** start of INPUT FOR THIS TASK **

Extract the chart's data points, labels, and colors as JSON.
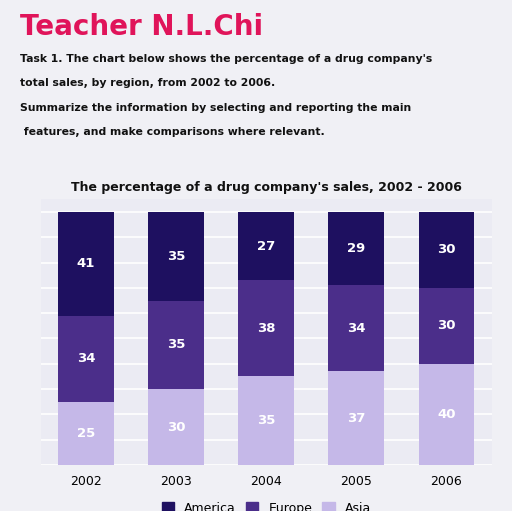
{
  "title": "The percentage of a drug company's sales, 2002 - 2006",
  "header_title": "Teacher N.L.Chi",
  "header_line1": "Task 1. The chart below shows the percentage of a drug company's",
  "header_line2": "total sales, by region, from 2002 to 2006.",
  "header_line3": "Summarize the information by selecting and reporting the main",
  "header_line4": " features, and make comparisons where relevant.",
  "years": [
    "2002",
    "2003",
    "2004",
    "2005",
    "2006"
  ],
  "america": [
    41,
    35,
    27,
    29,
    30
  ],
  "europe": [
    34,
    35,
    38,
    34,
    30
  ],
  "asia": [
    25,
    30,
    35,
    37,
    40
  ],
  "color_america": "#1e1060",
  "color_europe": "#4b2e8a",
  "color_asia": "#c5b8e8",
  "background_color": "#f0f0f5",
  "chart_bg": "#ebebf3",
  "grid_color": "#ffffff",
  "legend_labels": [
    "America",
    "Europe",
    "Asia"
  ],
  "bar_width": 0.62,
  "ylim": [
    0,
    105
  ],
  "ytick_step": 10
}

** end of INPUT FOR THIS TASK **

#### [WORK TO BE COMPLETED]
Work out how many lines above contain the word "percentage". Give only the number.

#### [SOLUTION]
2